• [What you have to do]: Retype the material that follows, keeping every word as it is.

• [Data rows]:
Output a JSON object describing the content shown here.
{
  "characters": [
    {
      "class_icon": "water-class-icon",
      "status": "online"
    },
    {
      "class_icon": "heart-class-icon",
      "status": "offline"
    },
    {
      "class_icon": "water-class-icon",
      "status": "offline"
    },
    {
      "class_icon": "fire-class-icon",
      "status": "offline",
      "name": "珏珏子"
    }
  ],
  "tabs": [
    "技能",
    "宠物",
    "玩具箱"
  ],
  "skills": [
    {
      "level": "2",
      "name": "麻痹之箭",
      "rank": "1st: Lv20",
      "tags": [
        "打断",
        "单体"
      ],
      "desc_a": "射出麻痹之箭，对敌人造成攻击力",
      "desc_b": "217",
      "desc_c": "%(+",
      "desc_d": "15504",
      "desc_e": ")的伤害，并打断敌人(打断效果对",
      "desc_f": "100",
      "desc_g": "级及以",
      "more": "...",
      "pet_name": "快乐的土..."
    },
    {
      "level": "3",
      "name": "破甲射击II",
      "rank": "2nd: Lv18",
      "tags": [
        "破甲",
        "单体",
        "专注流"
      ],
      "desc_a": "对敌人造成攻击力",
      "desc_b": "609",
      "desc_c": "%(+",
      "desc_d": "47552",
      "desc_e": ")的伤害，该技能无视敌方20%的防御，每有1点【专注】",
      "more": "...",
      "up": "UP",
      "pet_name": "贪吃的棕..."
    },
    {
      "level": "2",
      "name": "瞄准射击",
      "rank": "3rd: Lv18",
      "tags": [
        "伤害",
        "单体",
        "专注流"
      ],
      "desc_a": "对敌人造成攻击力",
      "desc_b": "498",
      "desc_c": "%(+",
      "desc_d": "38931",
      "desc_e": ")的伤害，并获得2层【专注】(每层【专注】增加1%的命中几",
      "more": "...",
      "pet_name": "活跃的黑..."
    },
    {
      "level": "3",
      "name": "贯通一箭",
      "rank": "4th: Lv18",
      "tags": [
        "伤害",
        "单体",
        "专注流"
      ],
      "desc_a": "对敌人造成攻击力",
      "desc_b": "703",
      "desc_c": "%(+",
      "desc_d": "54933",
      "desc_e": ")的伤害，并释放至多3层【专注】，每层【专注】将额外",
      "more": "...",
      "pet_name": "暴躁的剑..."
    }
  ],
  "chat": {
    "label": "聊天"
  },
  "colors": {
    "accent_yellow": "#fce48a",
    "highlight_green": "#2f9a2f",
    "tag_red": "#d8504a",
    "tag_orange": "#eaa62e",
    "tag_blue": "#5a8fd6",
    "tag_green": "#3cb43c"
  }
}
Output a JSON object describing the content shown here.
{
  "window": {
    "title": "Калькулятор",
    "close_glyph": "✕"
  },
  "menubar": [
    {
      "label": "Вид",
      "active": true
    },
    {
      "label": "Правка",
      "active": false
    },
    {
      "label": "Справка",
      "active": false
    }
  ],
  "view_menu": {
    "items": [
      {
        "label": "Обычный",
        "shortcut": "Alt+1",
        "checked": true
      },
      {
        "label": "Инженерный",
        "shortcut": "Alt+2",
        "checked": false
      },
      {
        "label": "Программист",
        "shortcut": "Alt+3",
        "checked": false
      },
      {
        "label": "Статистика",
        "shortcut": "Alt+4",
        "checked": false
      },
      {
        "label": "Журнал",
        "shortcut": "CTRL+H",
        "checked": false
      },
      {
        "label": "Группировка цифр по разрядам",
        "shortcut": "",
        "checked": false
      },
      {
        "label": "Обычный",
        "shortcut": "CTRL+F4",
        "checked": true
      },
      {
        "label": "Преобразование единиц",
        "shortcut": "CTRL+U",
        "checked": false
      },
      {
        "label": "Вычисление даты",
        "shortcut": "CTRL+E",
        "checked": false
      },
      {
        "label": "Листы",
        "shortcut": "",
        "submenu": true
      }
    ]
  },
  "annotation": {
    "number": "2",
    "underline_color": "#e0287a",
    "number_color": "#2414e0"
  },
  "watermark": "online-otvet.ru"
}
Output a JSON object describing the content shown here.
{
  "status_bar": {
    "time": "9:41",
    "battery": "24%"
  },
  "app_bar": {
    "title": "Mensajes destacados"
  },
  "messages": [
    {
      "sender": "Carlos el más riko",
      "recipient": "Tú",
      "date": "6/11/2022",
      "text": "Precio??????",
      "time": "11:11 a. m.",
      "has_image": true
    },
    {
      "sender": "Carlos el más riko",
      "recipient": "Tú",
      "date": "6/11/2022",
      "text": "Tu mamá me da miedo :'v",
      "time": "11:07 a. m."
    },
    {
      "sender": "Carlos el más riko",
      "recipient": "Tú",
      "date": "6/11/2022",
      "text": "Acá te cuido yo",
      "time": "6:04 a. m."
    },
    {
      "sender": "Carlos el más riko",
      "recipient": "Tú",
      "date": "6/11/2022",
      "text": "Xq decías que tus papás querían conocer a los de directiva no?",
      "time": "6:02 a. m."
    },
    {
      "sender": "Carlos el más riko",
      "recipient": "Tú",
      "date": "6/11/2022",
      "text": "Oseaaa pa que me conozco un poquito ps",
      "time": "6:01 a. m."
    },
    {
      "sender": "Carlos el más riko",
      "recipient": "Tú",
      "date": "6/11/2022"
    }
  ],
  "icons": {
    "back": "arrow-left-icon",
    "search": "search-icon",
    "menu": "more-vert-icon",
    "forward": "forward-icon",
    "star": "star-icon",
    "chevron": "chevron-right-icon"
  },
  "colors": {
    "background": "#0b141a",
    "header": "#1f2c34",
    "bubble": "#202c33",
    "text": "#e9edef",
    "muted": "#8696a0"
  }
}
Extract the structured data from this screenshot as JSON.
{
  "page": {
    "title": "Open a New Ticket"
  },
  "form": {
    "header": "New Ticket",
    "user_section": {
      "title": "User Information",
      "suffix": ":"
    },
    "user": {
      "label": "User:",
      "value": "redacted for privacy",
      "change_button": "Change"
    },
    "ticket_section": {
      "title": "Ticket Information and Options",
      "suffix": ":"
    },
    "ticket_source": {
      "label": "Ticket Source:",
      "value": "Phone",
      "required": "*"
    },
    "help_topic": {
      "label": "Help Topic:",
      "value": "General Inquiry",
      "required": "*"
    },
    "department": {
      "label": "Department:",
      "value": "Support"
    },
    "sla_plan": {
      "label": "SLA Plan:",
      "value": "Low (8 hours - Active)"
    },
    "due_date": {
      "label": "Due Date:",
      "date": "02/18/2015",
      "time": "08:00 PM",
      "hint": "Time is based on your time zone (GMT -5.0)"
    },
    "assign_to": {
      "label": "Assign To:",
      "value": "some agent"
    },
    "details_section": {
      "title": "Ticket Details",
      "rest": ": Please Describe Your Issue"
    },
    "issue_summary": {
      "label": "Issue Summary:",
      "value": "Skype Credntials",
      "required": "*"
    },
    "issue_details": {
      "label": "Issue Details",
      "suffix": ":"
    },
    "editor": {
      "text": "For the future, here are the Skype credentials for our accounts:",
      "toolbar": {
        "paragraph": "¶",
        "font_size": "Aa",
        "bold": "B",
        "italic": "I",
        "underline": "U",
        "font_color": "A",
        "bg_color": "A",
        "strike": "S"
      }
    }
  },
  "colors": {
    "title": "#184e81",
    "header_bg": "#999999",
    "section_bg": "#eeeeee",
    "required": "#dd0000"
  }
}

• [Result for this task]:
Output a JSON object describing the content shown here.
{
  "characters": [
    {
      "class_icon": "water-class-icon",
      "status": "online"
    },
    {
      "class_icon": "heart-class-icon",
      "status": "offline"
    },
    {
      "class_icon": "water-class-icon",
      "status": "offline"
    },
    {
      "class_icon": "fire-class-icon",
      "status": "offline",
      "name": "珏珏子"
    }
  ],
  "tabs": [
    "技能",
    "宠物",
    "玩具箱"
  ],
  "skills": [
    {
      "level": "2",
      "name": "麻痹之箭",
      "rank": "1st: Lv20",
      "tags": [
        "打断",
        "单体"
      ],
      "desc_a": "射出麻痹之箭，对敌人造成攻击力",
      "desc_b": "217",
      "desc_c": "%(+",
      "desc_d": "15504",
      "desc_e": ")的伤害，并打断敌人(打断效果对",
      "desc_f": "100",
      "desc_g": "级及以",
      "more": "...",
      "pet_name": "快乐的土..."
    },
    {
      "level": "3",
      "name": "破甲射击II",
      "rank": "2nd: Lv18",
      "tags": [
        "破甲",
        "单体",
        "专注流"
      ],
      "desc_a": "对敌人造成攻击力",
      "desc_b": "609",
      "desc_c": "%(+",
      "desc_d": "47552",
      "desc_e": ")的伤害，该技能无视敌方20%的防御，每有1点【专注】",
      "more": "...",
      "up": "UP",
      "pet_name": "贪吃的棕..."
    },
    {
      "level": "2",
      "name": "瞄准射击",
      "rank": "3rd: Lv18",
      "tags": [
        "伤害",
        "单体",
        "专注流"
      ],
      "desc_a": "对敌人造成攻击力",
      "desc_b": "498",
      "desc_c": "%(+",
      "desc_d": "38931",
      "desc_e": ")的伤害，并获得2层【专注】(每层【专注】增加1%的命中几",
      "more": "...",
      "pet_name": "活跃的黑..."
    },
    {
      "level": "3",
      "name": "贯通一箭",
      "rank": "4th: Lv18",
      "tags": [
        "伤害",
        "单体",
        "专注流"
      ],
      "desc_a": "对敌人造成攻击力",
      "desc_b": "703",
      "desc_c": "%(+",
      "desc_d": "54933",
      "desc_e": ")的伤害，并释放至多3层【专注】，每层【专注】将额外",
      "more": "...",
      "pet_name": "暴躁的剑..."
    }
  ],
  "chat": {
    "label": "聊天"
  },
  "colors": {
    "accent_yellow": "#fce48a",
    "highlight_green": "#2f9a2f",
    "tag_red": "#d8504a",
    "tag_orange": "#eaa62e",
    "tag_blue": "#5a8fd6",
    "tag_green": "#3cb43c"
  }
}
Output a JSON object describing the content shown here.
{
  "window": {
    "title": "Калькулятор",
    "close_glyph": "✕"
  },
  "menubar": [
    {
      "label": "Вид",
      "active": true
    },
    {
      "label": "Правка",
      "active": false
    },
    {
      "label": "Справка",
      "active": false
    }
  ],
  "view_menu": {
    "items": [
      {
        "label": "Обычный",
        "shortcut": "Alt+1",
        "checked": true
      },
      {
        "label": "Инженерный",
        "shortcut": "Alt+2",
        "checked": false
      },
      {
        "label": "Программист",
        "shortcut": "Alt+3",
        "checked": false
      },
      {
        "label": "Статистика",
        "shortcut": "Alt+4",
        "checked": false
      },
      {
        "label": "Журнал",
        "shortcut": "CTRL+H",
        "checked": false
      },
      {
        "label": "Группировка цифр по разрядам",
        "shortcut": "",
        "checked": false
      },
      {
        "label": "Обычный",
        "shortcut": "CTRL+F4",
        "checked": true
      },
      {
        "label": "Преобразование единиц",
        "shortcut": "CTRL+U",
        "checked": false
      },
      {
        "label": "Вычисление даты",
        "shortcut": "CTRL+E",
        "checked": false
      },
      {
        "label": "Листы",
        "shortcut": "",
        "submenu": true
      }
    ]
  },
  "annotation": {
    "number": "2",
    "underline_color": "#e0287a",
    "number_color": "#2414e0"
  },
  "watermark": "online-otvet.ru"
}
Output a JSON object describing the content shown here.
{
  "status_bar": {
    "time": "9:41",
    "battery": "24%"
  },
  "app_bar": {
    "title": "Mensajes destacados"
  },
  "messages": [
    {
      "sender": "Carlos el más riko",
      "recipient": "Tú",
      "date": "6/11/2022",
      "text": "Precio??????",
      "time": "11:11 a. m.",
      "has_image": true
    },
    {
      "sender": "Carlos el más riko",
      "recipient": "Tú",
      "date": "6/11/2022",
      "text": "Tu mamá me da miedo :'v",
      "time": "11:07 a. m."
    },
    {
      "sender": "Carlos el más riko",
      "recipient": "Tú",
      "date": "6/11/2022",
      "text": "Acá te cuido yo",
      "time": "6:04 a. m."
    },
    {
      "sender": "Carlos el más riko",
      "recipient": "Tú",
      "date": "6/11/2022",
      "text": "Xq decías que tus papás querían conocer a los de directiva no?",
      "time": "6:02 a. m."
    },
    {
      "sender": "Carlos el más riko",
      "recipient": "Tú",
      "date": "6/11/2022",
      "text": "Oseaaa pa que me conozco un poquito ps",
      "time": "6:01 a. m."
    },
    {
      "sender": "Carlos el más riko",
      "recipient": "Tú",
      "date": "6/11/2022"
    }
  ],
  "icons": {
    "back": "arrow-left-icon",
    "search": "search-icon",
    "menu": "more-vert-icon",
    "forward": "forward-icon",
    "star": "star-icon",
    "chevron": "chevron-right-icon"
  },
  "colors": {
    "background": "#0b141a",
    "header": "#1f2c34",
    "bubble": "#202c33",
    "text": "#e9edef",
    "muted": "#8696a0"
  }
}
Extract the structured data from this screenshot as JSON.
{
  "page": {
    "title": "Open a New Ticket"
  },
  "form": {
    "header": "New Ticket",
    "user_section": {
      "title": "User Information",
      "suffix": ":"
    },
    "user": {
      "label": "User:",
      "value": "redacted for privacy",
      "change_button": "Change"
    },
    "ticket_section": {
      "title": "Ticket Information and Options",
      "suffix": ":"
    },
    "ticket_source": {
      "label": "Ticket Source:",
      "value": "Phone",
      "required": "*"
    },
    "help_topic": {
      "label": "Help Topic:",
      "value": "General Inquiry",
      "required": "*"
    },
    "department": {
      "label": "Department:",
      "value": "Support"
    },
    "sla_plan": {
      "label": "SLA Plan:",
      "value": "Low (8 hours - Active)"
    },
    "due_date": {
      "label": "Due Date:",
      "date": "02/18/2015",
      "time": "08:00 PM",
      "hint": "Time is based on your time zone (GMT -5.0)"
    },
    "assign_to": {
      "label": "Assign To:",
      "value": "some agent"
    },
    "details_section": {
      "title": "Ticket Details",
      "rest": ": Please Describe Your Issue"
    },
    "issue_summary": {
      "label": "Issue Summary:",
      "value": "Skype Credntials",
      "required": "*"
    },
    "issue_details": {
      "label": "Issue Details",
      "suffix": ":"
    },
    "editor": {
      "text": "For the future, here are the Skype credentials for our accounts:",
      "toolbar": {
        "paragraph": "¶",
        "font_size": "Aa",
        "bold": "B",
        "italic": "I",
        "underline": "U",
        "font_color": "A",
        "bg_color": "A",
        "strike": "S"
      }
    }
  },
  "colors": {
    "title": "#184e81",
    "header_bg": "#999999",
    "section_bg": "#eeeeee",
    "required": "#dd0000"
  }
}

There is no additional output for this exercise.